GOAL OF THE EXERCISE:
Copy the lines below as they are; omit the images they contain.

INFORMATION SUPPLIED:
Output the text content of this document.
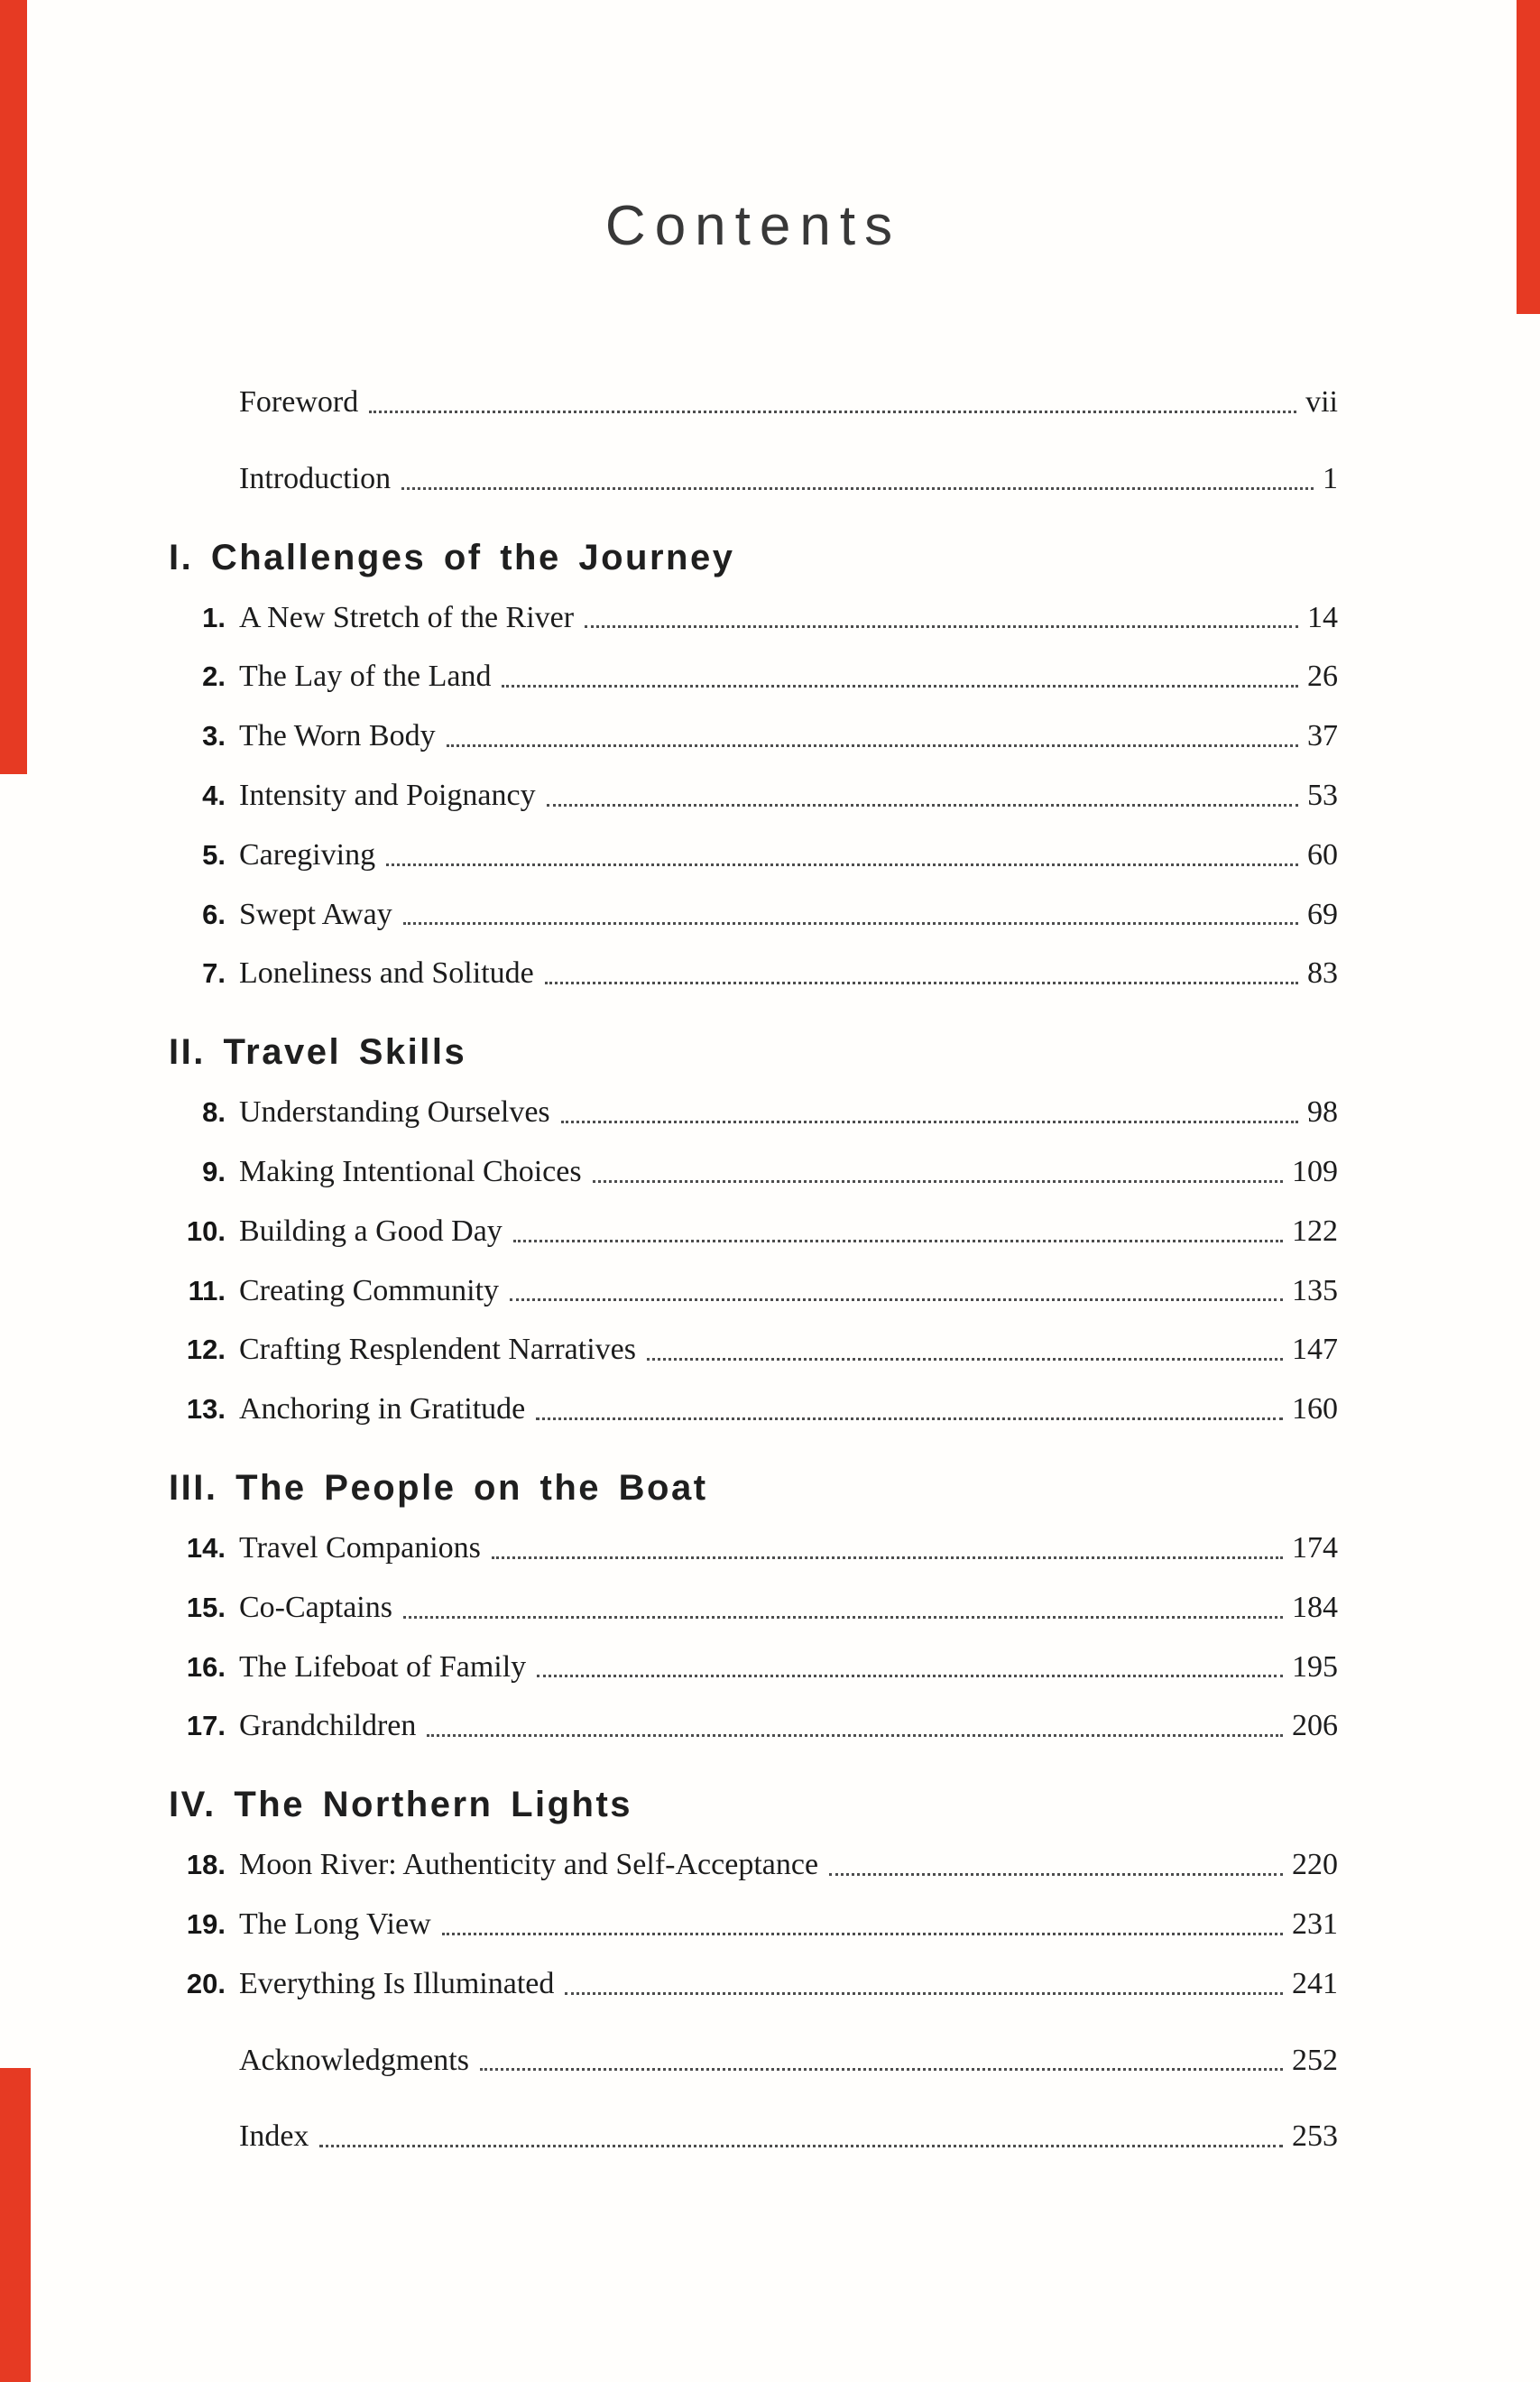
Contents
Foreword	vii
Introduction	1
I. Challenges of the Journey
1. A New Stretch of the River	14
2. The Lay of the Land	26
3. The Worn Body	37
4. Intensity and Poignancy	53
5. Caregiving	60
6. Swept Away	69
7. Loneliness and Solitude	83
II. Travel Skills
8. Understanding Ourselves	98
9. Making Intentional Choices	109
10. Building a Good Day	122
11. Creating Community	135
12. Crafting Resplendent Narratives	147
13. Anchoring in Gratitude	160
III. The People on the Boat
14. Travel Companions	174
15. Co-Captains	184
16. The Lifeboat of Family	195
17. Grandchildren	206
IV. The Northern Lights
18. Moon River: Authenticity and Self-Acceptance	220
19. The Long View	231
20. Everything Is Illuminated	241
Acknowledgments	252
Index	253
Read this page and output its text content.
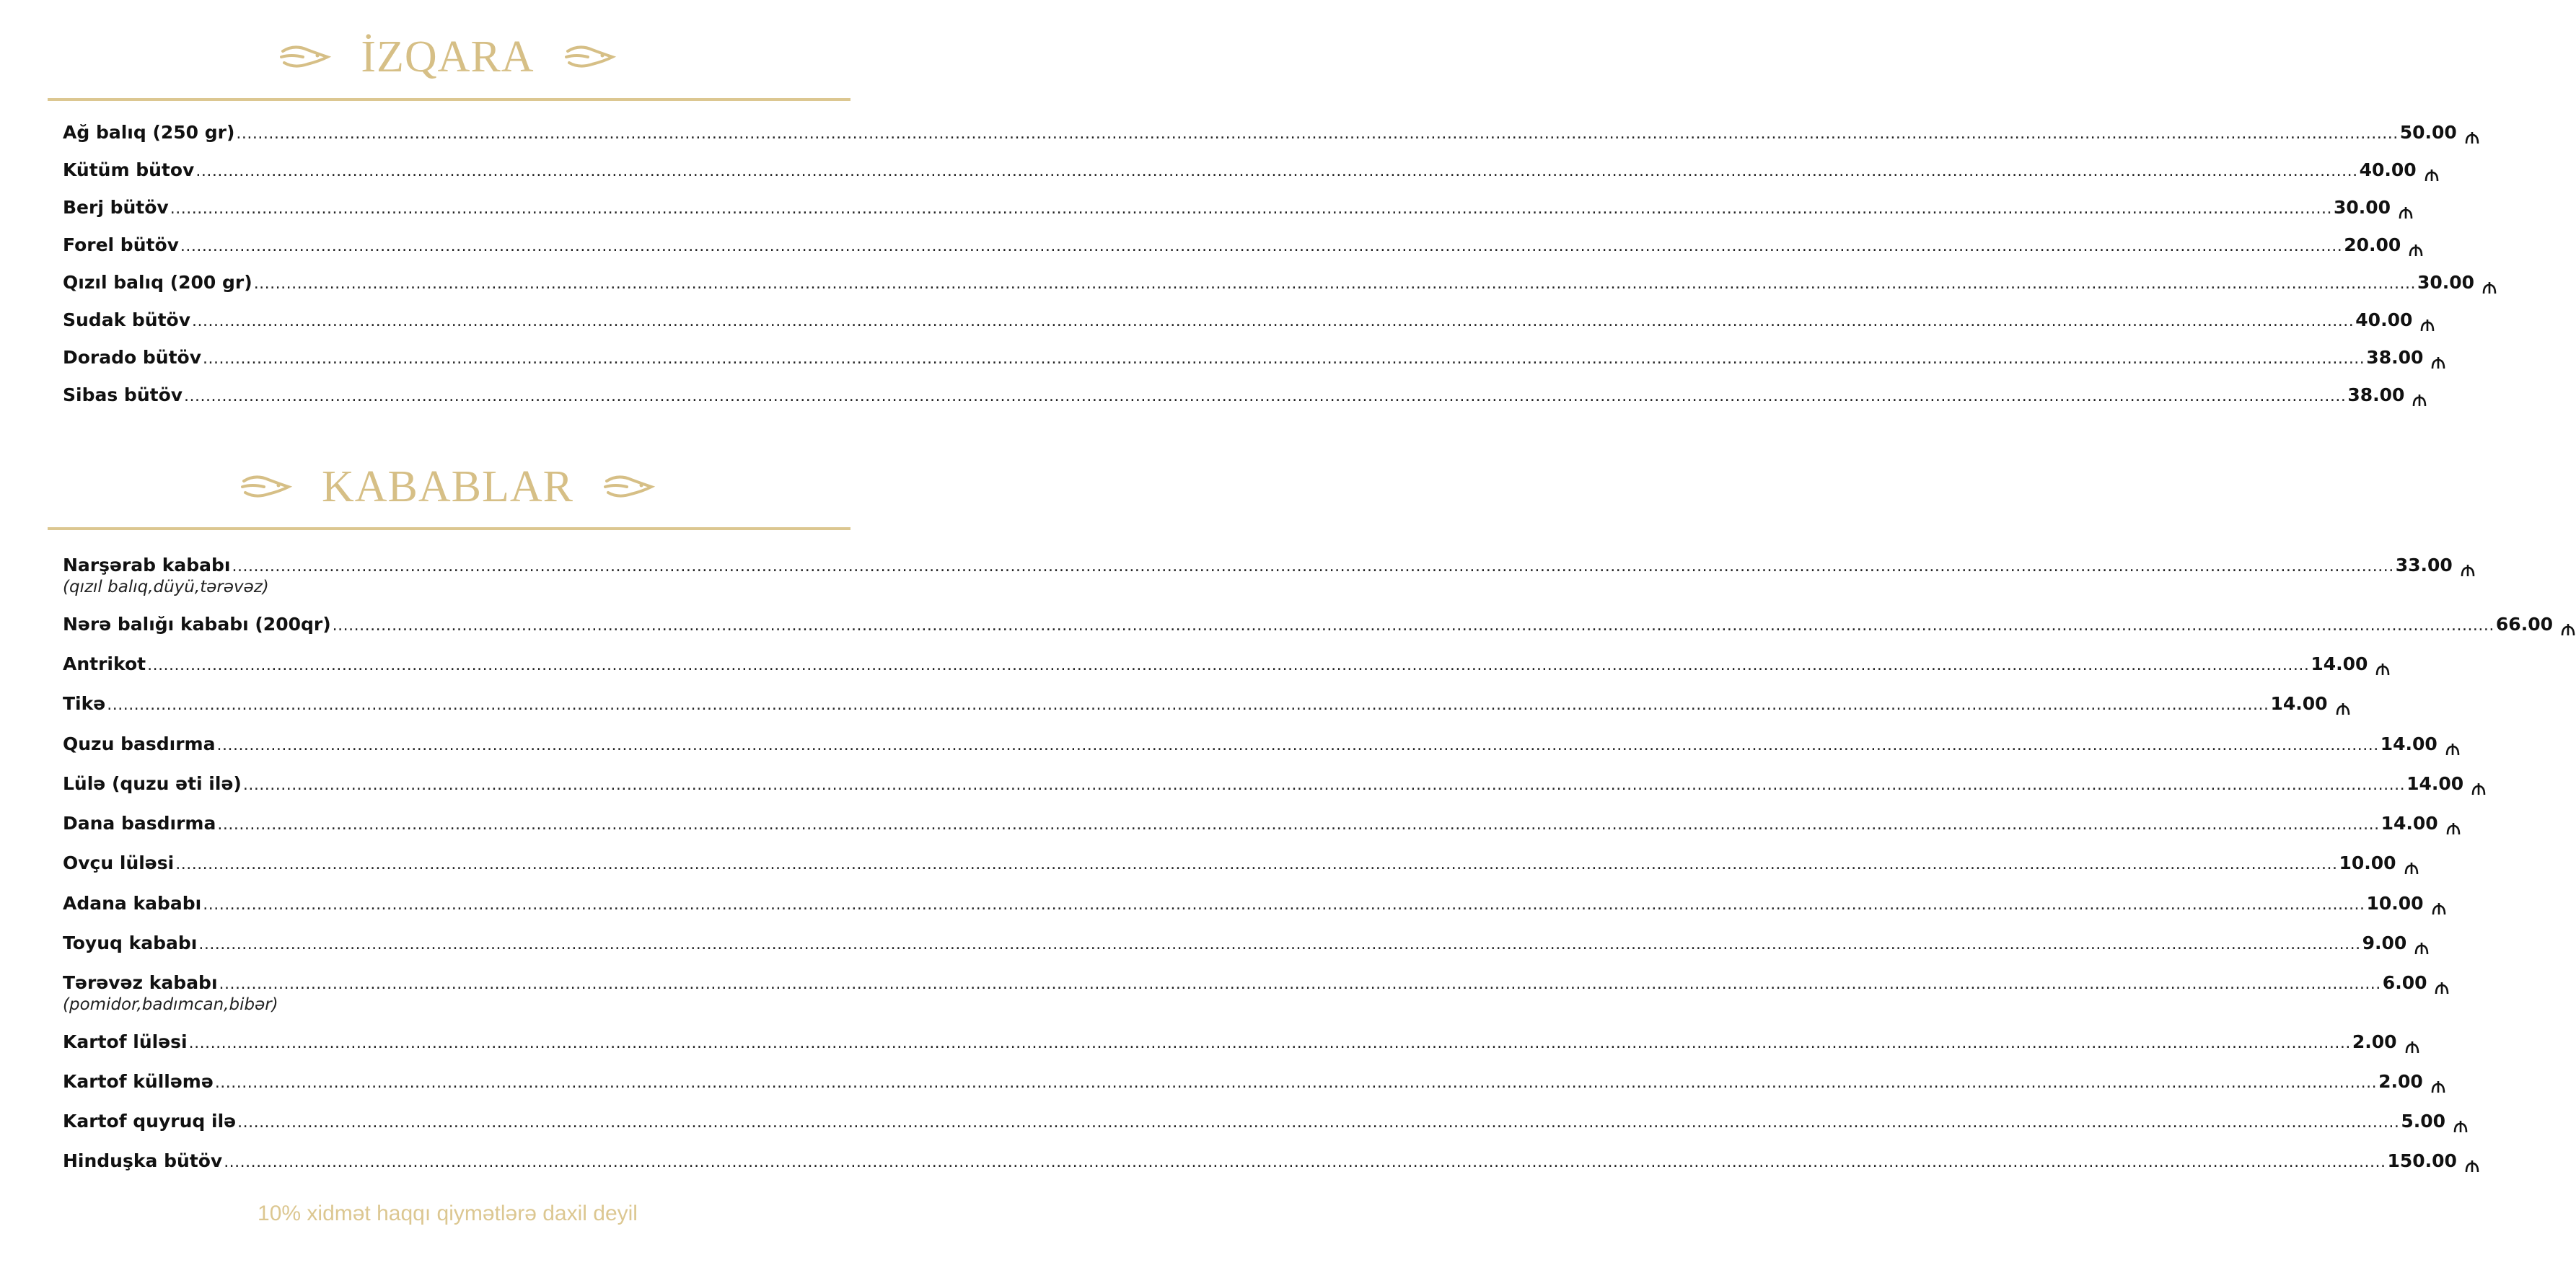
İZQARA
Ağ balıq (250 gr) ................................................................................................................................................................................................................................................................................................................................................................................................................ 50.00
Kütüm bütov ................................................................................................................................................................................................................................................................................................................................................................................................................ 40.00
Berj bütöv ................................................................................................................................................................................................................................................................................................................................................................................................................ 30.00
Forel bütöv ................................................................................................................................................................................................................................................................................................................................................................................................................ 20.00
Qızıl balıq (200 gr) ................................................................................................................................................................................................................................................................................................................................................................................................................ 30.00
Sudak bütöv ................................................................................................................................................................................................................................................................................................................................................................................................................ 40.00
Dorado bütöv ................................................................................................................................................................................................................................................................................................................................................................................................................ 38.00
Sibas bütöv ................................................................................................................................................................................................................................................................................................................................................................................................................ 38.00
KABABLAR
Narşərab kababı ................................................................................................................................................................................................................................................................................................................................................................................................................ 33.00
(qızıl balıq,düyü,tərəvəz)
Nərə balığı kababı (200qr) ................................................................................................................................................................................................................................................................................................................................................................................................................ 66.00
Antrikot ................................................................................................................................................................................................................................................................................................................................................................................................................ 14.00
Tikə ................................................................................................................................................................................................................................................................................................................................................................................................................ 14.00
Quzu basdırma ................................................................................................................................................................................................................................................................................................................................................................................................................ 14.00
Lülə (quzu əti ilə) ................................................................................................................................................................................................................................................................................................................................................................................................................ 14.00
Dana basdırma ................................................................................................................................................................................................................................................................................................................................................................................................................ 14.00
Ovçu lüləsi ................................................................................................................................................................................................................................................................................................................................................................................................................ 10.00
Adana kababı ................................................................................................................................................................................................................................................................................................................................................................................................................ 10.00
Toyuq kababı ................................................................................................................................................................................................................................................................................................................................................................................................................ 9.00
Tərəvəz kababı ................................................................................................................................................................................................................................................................................................................................................................................................................ 6.00
(pomidor,badımcan,bibər)
Kartof lüləsi ................................................................................................................................................................................................................................................................................................................................................................................................................ 2.00
Kartof külləmə ................................................................................................................................................................................................................................................................................................................................................................................................................ 2.00
Kartof quyruq ilə ................................................................................................................................................................................................................................................................................................................................................................................................................ 5.00
Hinduşka bütöv ................................................................................................................................................................................................................................................................................................................................................................................................................ 150.00
10% xidmət haqqı qiymətlərə daxil deyil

OUTPUT:
Output the text content of this document.
Contents
Foreword	vii
Introduction	1
I. Challenges of the Journey
1. A New Stretch of the River	14
2. The Lay of the Land	26
3. The Worn Body	37
4. Intensity and Poignancy	53
5. Caregiving	60
6. Swept Away	69
7. Loneliness and Solitude	83
II. Travel Skills
8. Understanding Ourselves	98
9. Making Intentional Choices	109
10. Building a Good Day	122
11. Creating Community	135
12. Crafting Resplendent Narratives	147
13. Anchoring in Gratitude	160
III. The People on the Boat
14. Travel Companions	174
15. Co-Captains	184
16. The Lifeboat of Family	195
17. Grandchildren	206
IV. The Northern Lights
18. Moon River: Authenticity and Self-Acceptance	220
19. The Long View	231
20. Everything Is Illuminated	241
Acknowledgments	252
Index	253
Read this page and output its text content.
İZQARA
Ağ balıq (250 gr) ................................................................................................................................................................................................................................................................................................................................................................................................................ 50.00
Kütüm bütov ................................................................................................................................................................................................................................................................................................................................................................................................................ 40.00
Berj bütöv ................................................................................................................................................................................................................................................................................................................................................................................................................ 30.00
Forel bütöv ................................................................................................................................................................................................................................................................................................................................................................................................................ 20.00
Qızıl balıq (200 gr) ................................................................................................................................................................................................................................................................................................................................................................................................................ 30.00
Sudak bütöv ................................................................................................................................................................................................................................................................................................................................................................................................................ 40.00
Dorado bütöv ................................................................................................................................................................................................................................................................................................................................................................................................................ 38.00
Sibas bütöv ................................................................................................................................................................................................................................................................................................................................................................................................................ 38.00
KABABLAR
Narşərab kababı ................................................................................................................................................................................................................................................................................................................................................................................................................ 33.00
(qızıl balıq,düyü,tərəvəz)
Nərə balığı kababı (200qr) ................................................................................................................................................................................................................................................................................................................................................................................................................ 66.00
Antrikot ................................................................................................................................................................................................................................................................................................................................................................................................................ 14.00
Tikə ................................................................................................................................................................................................................................................................................................................................................................................................................ 14.00
Quzu basdırma ................................................................................................................................................................................................................................................................................................................................................................................................................ 14.00
Lülə (quzu əti ilə) ................................................................................................................................................................................................................................................................................................................................................................................................................ 14.00
Dana basdırma ................................................................................................................................................................................................................................................................................................................................................................................................................ 14.00
Ovçu lüləsi ................................................................................................................................................................................................................................................................................................................................................................................................................ 10.00
Adana kababı ................................................................................................................................................................................................................................................................................................................................................................................................................ 10.00
Toyuq kababı ................................................................................................................................................................................................................................................................................................................................................................................................................ 9.00
Tərəvəz kababı ................................................................................................................................................................................................................................................................................................................................................................................................................ 6.00
(pomidor,badımcan,bibər)
Kartof lüləsi ................................................................................................................................................................................................................................................................................................................................................................................................................ 2.00
Kartof külləmə ................................................................................................................................................................................................................................................................................................................................................................................................................ 2.00
Kartof quyruq ilə ................................................................................................................................................................................................................................................................................................................................................................................................................ 5.00
Hinduşka bütöv ................................................................................................................................................................................................................................................................................................................................................................................................................ 150.00
10% xidmət haqqı qiymətlərə daxil deyil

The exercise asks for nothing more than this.